List of tasks »
**1.** Write out, word for word, the part of the blog post about a family's screen detox that begins with the words containing "They were always" and ends with "noticing a shift.".
**2.** Extend the blog post about a family's screen detox, picking up right after its last sentence.

Let me start by saying that I have absolutely zero problems with screens. Obviously, from the title of this blog, screens have been a big part of my kids’ lives. So this is in absolutely no way meant to judge parents who use screens in their household. Honestly? Screens have had loads of benefits for my kids! They’ve learned about science, technology, biology and more; things far beyond what they are learning in elementary school! My kids constantly mystify me with things they have learned from educational programs on their tablets. And, until recently, my kids were allowed to self-govern their screen time.
They were always so responsible about it. We didn’t need to set limits on their screen time because they seemed to naturally find balance between the tablets and their toys. But lately … we began noticing a shift.
It’s funny how things can sneak up on you sometimes. Bad habits and behaviors can build slowly — so slow you don’t even notice them happening — until one day you realize that a previously innocent thing has become a problem. My kids were suddenly on their tablets all the time, and getting them to put them down was becoming a fight. And although I will always defend the use of screens, I do think it’s important to recognize that there is a too far when it comes to kids’ use of them.
It was clear we had passed too far some time ago and never noticed.
So, we chose to detox the kids from the screens. I was expecting it to be a major challenge for us but, for the most part, it’s been an enormous gift to our entire family. The transition has been easy, and we are realizing just how needed it was. Here’s how it’s gone so far:
The children are playing better together.
One thing we liked about the tablets was that the kids could play games from the App Store together, which was really cool. Over time, however, we noticed that the kids were acting out the things they saw in the games. Some of the behaviors we saw involved pranks, jump scares, and hitting. It seemed like the kids were always playing rough until someone got hurt. Since the detox, the kids have resumed playing together with their toys. They’ve returned to gentle play, which has brought a lot of peace to the household.

Source data »
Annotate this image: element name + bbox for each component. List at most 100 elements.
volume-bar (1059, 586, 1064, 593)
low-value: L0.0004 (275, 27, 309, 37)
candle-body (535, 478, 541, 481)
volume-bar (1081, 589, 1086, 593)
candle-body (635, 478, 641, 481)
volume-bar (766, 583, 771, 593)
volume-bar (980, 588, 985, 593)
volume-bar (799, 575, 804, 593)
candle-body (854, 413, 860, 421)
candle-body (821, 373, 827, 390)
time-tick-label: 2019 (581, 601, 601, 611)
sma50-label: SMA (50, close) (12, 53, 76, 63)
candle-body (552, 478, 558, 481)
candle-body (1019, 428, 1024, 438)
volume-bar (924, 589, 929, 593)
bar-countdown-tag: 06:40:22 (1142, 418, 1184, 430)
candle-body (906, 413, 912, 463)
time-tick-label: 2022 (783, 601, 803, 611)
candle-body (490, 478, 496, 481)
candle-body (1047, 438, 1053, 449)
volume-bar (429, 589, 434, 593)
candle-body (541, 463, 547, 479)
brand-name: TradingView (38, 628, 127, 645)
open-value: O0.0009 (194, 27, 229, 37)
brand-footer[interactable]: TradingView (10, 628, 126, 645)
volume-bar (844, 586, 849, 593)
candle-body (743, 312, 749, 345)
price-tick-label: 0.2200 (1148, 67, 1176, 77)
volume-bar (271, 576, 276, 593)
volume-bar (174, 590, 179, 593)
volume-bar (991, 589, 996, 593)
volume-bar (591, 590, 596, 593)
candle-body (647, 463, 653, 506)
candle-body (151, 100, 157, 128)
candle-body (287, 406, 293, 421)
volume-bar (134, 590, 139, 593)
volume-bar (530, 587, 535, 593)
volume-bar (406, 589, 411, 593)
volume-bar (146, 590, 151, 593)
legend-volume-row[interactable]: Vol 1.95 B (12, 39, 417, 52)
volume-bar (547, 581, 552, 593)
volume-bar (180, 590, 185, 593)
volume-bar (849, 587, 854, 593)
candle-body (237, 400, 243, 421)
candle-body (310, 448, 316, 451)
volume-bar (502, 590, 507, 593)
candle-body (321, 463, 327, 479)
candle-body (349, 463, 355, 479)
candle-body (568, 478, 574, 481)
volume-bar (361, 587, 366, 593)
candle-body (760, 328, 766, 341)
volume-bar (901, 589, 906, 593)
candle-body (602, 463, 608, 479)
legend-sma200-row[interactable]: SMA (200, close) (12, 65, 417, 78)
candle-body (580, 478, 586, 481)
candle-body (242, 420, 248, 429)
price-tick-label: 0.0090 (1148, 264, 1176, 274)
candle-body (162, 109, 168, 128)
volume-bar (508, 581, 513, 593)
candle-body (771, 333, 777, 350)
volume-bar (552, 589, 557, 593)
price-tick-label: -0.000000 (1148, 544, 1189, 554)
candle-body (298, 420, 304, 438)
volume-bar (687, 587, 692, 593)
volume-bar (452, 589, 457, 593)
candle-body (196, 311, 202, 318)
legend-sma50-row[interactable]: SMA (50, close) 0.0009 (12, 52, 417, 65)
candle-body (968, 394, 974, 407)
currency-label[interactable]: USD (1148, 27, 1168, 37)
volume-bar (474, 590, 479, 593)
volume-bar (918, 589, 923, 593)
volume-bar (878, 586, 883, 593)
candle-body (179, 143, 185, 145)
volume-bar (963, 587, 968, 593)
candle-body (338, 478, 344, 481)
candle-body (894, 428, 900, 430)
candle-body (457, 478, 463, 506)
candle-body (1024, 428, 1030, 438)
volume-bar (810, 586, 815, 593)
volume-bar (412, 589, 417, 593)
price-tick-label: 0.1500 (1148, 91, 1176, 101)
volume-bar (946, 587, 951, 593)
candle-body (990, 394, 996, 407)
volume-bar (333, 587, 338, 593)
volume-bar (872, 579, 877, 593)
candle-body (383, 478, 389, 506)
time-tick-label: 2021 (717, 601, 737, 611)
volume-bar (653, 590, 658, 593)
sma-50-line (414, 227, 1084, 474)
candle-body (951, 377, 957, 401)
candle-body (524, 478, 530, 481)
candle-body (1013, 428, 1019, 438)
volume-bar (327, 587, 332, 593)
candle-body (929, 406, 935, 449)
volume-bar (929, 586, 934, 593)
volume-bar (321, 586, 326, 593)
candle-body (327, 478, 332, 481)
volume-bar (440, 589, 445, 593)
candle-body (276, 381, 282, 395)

Answers to the tasks »
**1.**
They were always so responsible about it. We didn’t need to set limits on their screen time because they seemed to naturally find balance between the tablets and their toys. But lately … we began noticing a shift.

**2.**
They have become more respectful toward us.
Y’ know, I have a bone to pick with YouTube Kids. They claim that the shows on that app have been vetted, verified as being safe for children. And I supposed they are, to some extent. But one thing we’ve noticed while monitoring their use of YouTube kids is that there are plenty of grown men and women creating gameplay content for children. Although the content is technically kid-friendly, these grown-ups are disrespectful, loud, irreverent, and often obnoxious. My children began mimicking that behavior toward me and my husband. Now that they aren’t having that behavior modeled to them every day, our sweet, respectful children are coming back.
I am having more fun with my children.
Honestly, it shames me to say this, but I think I’d gotten a little too comfortable with the tablets being my kids’ main source of entertainment. The children were so dependent on me playing with them when they were smaller. It felt nice to finally have a way for them to keep themselves busy so that I could get my work and household chores done. Over time, I think I forgot how much fun playing with them actually is. Needless to say, it’s not that I never played with them once they got their tablets, but often our play involved me playing Roblox or Minecraft with them. Now that they don’t have their tablets, we’ve been playing dominoes, checkers, hide and seek, and more. I’ve really enjoyed seeing their bright little faces without the glow of an iPad screen, hearing their laughter come as a result of playing with me instead of playing with a tablet. I’ve missed this.
The kids’ moods have improved significantly.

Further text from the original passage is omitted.